Your task is to transcribe all of the records exactly and leave out the pictures.

--- Record extracts ---

##############################

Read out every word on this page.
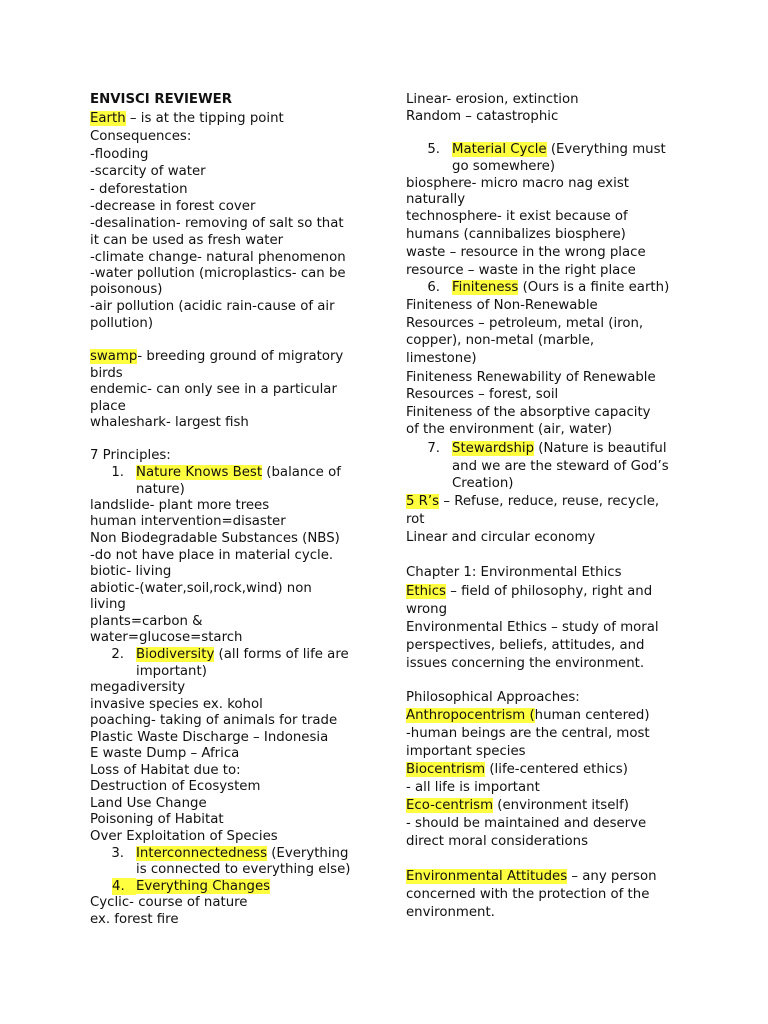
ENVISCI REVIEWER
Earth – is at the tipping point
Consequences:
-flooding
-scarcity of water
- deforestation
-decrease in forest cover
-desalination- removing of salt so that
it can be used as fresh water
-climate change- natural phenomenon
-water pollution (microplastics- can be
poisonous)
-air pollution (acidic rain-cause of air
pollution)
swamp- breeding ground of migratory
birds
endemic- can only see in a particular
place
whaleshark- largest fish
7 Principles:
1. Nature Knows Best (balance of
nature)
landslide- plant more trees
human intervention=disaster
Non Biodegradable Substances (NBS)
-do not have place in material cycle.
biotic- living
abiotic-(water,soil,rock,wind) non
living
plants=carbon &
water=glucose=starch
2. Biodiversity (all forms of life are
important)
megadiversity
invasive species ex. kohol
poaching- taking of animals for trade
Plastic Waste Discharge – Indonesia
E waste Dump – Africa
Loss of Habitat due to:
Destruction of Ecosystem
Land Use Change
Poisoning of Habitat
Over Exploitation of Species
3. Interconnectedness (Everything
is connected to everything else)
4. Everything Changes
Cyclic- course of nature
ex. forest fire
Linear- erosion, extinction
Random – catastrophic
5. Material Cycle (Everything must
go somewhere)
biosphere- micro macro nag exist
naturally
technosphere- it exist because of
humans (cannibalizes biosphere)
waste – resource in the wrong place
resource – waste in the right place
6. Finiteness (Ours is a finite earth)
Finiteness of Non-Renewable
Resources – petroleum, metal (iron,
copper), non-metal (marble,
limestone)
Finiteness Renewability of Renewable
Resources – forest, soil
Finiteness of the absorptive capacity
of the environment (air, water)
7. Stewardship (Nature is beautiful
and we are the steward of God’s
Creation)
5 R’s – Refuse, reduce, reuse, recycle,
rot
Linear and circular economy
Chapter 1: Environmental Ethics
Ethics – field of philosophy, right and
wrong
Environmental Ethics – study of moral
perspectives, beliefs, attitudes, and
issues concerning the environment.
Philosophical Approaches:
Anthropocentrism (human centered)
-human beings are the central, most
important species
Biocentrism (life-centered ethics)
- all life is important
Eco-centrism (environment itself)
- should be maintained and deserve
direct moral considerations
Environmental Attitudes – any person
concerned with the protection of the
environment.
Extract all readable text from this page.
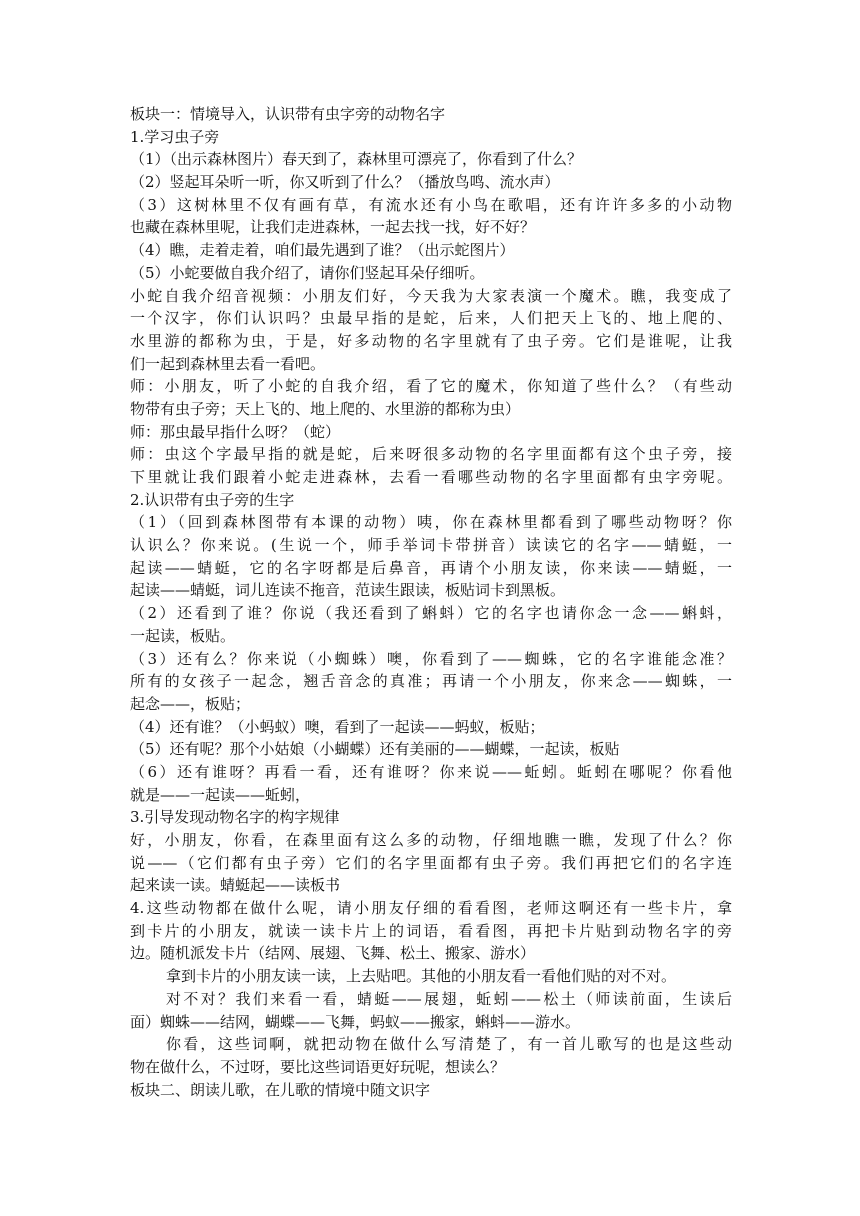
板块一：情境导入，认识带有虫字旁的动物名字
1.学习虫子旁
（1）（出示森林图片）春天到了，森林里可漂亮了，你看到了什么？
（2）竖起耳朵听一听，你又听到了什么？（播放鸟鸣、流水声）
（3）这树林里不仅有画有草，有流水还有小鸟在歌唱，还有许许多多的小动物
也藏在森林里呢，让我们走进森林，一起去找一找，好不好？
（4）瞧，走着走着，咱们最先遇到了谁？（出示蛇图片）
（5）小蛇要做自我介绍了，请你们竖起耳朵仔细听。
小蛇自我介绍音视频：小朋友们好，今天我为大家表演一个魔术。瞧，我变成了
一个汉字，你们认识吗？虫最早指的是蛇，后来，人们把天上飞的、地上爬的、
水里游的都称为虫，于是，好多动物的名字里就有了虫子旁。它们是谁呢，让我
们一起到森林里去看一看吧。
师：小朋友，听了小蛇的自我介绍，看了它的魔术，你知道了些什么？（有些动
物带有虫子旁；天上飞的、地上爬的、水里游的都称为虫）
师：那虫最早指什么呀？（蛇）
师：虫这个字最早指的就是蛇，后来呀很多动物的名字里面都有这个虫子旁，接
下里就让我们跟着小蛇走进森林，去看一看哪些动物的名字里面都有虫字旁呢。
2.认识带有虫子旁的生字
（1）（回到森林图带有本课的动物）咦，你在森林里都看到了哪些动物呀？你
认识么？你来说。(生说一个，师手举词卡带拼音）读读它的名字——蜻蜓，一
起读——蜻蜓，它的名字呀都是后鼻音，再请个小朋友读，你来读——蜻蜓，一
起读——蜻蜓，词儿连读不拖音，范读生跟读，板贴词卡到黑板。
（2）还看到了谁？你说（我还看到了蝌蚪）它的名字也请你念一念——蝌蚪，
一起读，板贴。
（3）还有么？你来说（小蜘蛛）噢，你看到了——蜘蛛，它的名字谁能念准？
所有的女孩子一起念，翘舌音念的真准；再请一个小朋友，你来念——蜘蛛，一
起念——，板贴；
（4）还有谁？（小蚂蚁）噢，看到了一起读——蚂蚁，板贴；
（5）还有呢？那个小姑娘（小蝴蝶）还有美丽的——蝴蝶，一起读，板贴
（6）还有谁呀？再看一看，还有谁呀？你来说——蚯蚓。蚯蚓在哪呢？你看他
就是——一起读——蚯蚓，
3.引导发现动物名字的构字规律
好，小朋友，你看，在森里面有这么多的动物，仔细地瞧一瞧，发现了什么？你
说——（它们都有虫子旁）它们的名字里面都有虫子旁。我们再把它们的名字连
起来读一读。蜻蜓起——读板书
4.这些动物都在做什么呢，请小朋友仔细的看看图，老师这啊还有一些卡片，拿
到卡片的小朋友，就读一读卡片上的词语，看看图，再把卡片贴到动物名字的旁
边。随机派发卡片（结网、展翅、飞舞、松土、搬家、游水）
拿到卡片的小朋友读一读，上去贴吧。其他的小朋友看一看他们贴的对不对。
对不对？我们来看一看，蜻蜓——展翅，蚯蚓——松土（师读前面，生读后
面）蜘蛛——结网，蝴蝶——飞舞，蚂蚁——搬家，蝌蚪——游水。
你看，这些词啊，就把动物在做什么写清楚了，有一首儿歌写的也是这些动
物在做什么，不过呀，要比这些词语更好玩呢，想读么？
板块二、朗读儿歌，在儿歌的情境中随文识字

##############################

--- Result of this exercise ---
Read out every word on this page.
ENVISCI REVIEWER
Earth – is at the tipping point
Consequences:
-flooding
-scarcity of water
- deforestation
-decrease in forest cover
-desalination- removing of salt so that
it can be used as fresh water
-climate change- natural phenomenon
-water pollution (microplastics- can be
poisonous)
-air pollution (acidic rain-cause of air
pollution)
swamp- breeding ground of migratory
birds
endemic- can only see in a particular
place
whaleshark- largest fish
7 Principles:
1. Nature Knows Best (balance of
nature)
landslide- plant more trees
human intervention=disaster
Non Biodegradable Substances (NBS)
-do not have place in material cycle.
biotic- living
abiotic-(water,soil,rock,wind) non
living
plants=carbon &
water=glucose=starch
2. Biodiversity (all forms of life are
important)
megadiversity
invasive species ex. kohol
poaching- taking of animals for trade
Plastic Waste Discharge – Indonesia
E waste Dump – Africa
Loss of Habitat due to:
Destruction of Ecosystem
Land Use Change
Poisoning of Habitat
Over Exploitation of Species
3. Interconnectedness (Everything
is connected to everything else)
4. Everything Changes
Cyclic- course of nature
ex. forest fire
Linear- erosion, extinction
Random – catastrophic
5. Material Cycle (Everything must
go somewhere)
biosphere- micro macro nag exist
naturally
technosphere- it exist because of
humans (cannibalizes biosphere)
waste – resource in the wrong place
resource – waste in the right place
6. Finiteness (Ours is a finite earth)
Finiteness of Non-Renewable
Resources – petroleum, metal (iron,
copper), non-metal (marble,
limestone)
Finiteness Renewability of Renewable
Resources – forest, soil
Finiteness of the absorptive capacity
of the environment (air, water)
7. Stewardship (Nature is beautiful
and we are the steward of God’s
Creation)
5 R’s – Refuse, reduce, reuse, recycle,
rot
Linear and circular economy
Chapter 1: Environmental Ethics
Ethics – field of philosophy, right and
wrong
Environmental Ethics – study of moral
perspectives, beliefs, attitudes, and
issues concerning the environment.
Philosophical Approaches:
Anthropocentrism (human centered)
-human beings are the central, most
important species
Biocentrism (life-centered ethics)
- all life is important
Eco-centrism (environment itself)
- should be maintained and deserve
direct moral considerations
Environmental Attitudes – any person
concerned with the protection of the
environment.
Extract all readable text from this page.
板块一：情境导入，认识带有虫字旁的动物名字
1.学习虫子旁
（1）（出示森林图片）春天到了，森林里可漂亮了，你看到了什么？
（2）竖起耳朵听一听，你又听到了什么？（播放鸟鸣、流水声）
（3）这树林里不仅有画有草，有流水还有小鸟在歌唱，还有许许多多的小动物
也藏在森林里呢，让我们走进森林，一起去找一找，好不好？
（4）瞧，走着走着，咱们最先遇到了谁？（出示蛇图片）
（5）小蛇要做自我介绍了，请你们竖起耳朵仔细听。
小蛇自我介绍音视频：小朋友们好，今天我为大家表演一个魔术。瞧，我变成了
一个汉字，你们认识吗？虫最早指的是蛇，后来，人们把天上飞的、地上爬的、
水里游的都称为虫，于是，好多动物的名字里就有了虫子旁。它们是谁呢，让我
们一起到森林里去看一看吧。
师：小朋友，听了小蛇的自我介绍，看了它的魔术，你知道了些什么？（有些动
物带有虫子旁；天上飞的、地上爬的、水里游的都称为虫）
师：那虫最早指什么呀？（蛇）
师：虫这个字最早指的就是蛇，后来呀很多动物的名字里面都有这个虫子旁，接
下里就让我们跟着小蛇走进森林，去看一看哪些动物的名字里面都有虫字旁呢。
2.认识带有虫子旁的生字
（1）（回到森林图带有本课的动物）咦，你在森林里都看到了哪些动物呀？你
认识么？你来说。(生说一个，师手举词卡带拼音）读读它的名字——蜻蜓，一
起读——蜻蜓，它的名字呀都是后鼻音，再请个小朋友读，你来读——蜻蜓，一
起读——蜻蜓，词儿连读不拖音，范读生跟读，板贴词卡到黑板。
（2）还看到了谁？你说（我还看到了蝌蚪）它的名字也请你念一念——蝌蚪，
一起读，板贴。
（3）还有么？你来说（小蜘蛛）噢，你看到了——蜘蛛，它的名字谁能念准？
所有的女孩子一起念，翘舌音念的真准；再请一个小朋友，你来念——蜘蛛，一
起念——，板贴；
（4）还有谁？（小蚂蚁）噢，看到了一起读——蚂蚁，板贴；
（5）还有呢？那个小姑娘（小蝴蝶）还有美丽的——蝴蝶，一起读，板贴
（6）还有谁呀？再看一看，还有谁呀？你来说——蚯蚓。蚯蚓在哪呢？你看他
就是——一起读——蚯蚓，
3.引导发现动物名字的构字规律
好，小朋友，你看，在森里面有这么多的动物，仔细地瞧一瞧，发现了什么？你
说——（它们都有虫子旁）它们的名字里面都有虫子旁。我们再把它们的名字连
起来读一读。蜻蜓起——读板书
4.这些动物都在做什么呢，请小朋友仔细的看看图，老师这啊还有一些卡片，拿
到卡片的小朋友，就读一读卡片上的词语，看看图，再把卡片贴到动物名字的旁
边。随机派发卡片（结网、展翅、飞舞、松土、搬家、游水）
拿到卡片的小朋友读一读，上去贴吧。其他的小朋友看一看他们贴的对不对。
对不对？我们来看一看，蜻蜓——展翅，蚯蚓——松土（师读前面，生读后
面）蜘蛛——结网，蝴蝶——飞舞，蚂蚁——搬家，蝌蚪——游水。
你看，这些词啊，就把动物在做什么写清楚了，有一首儿歌写的也是这些动
物在做什么，不过呀，要比这些词语更好玩呢，想读么？
板块二、朗读儿歌，在儿歌的情境中随文识字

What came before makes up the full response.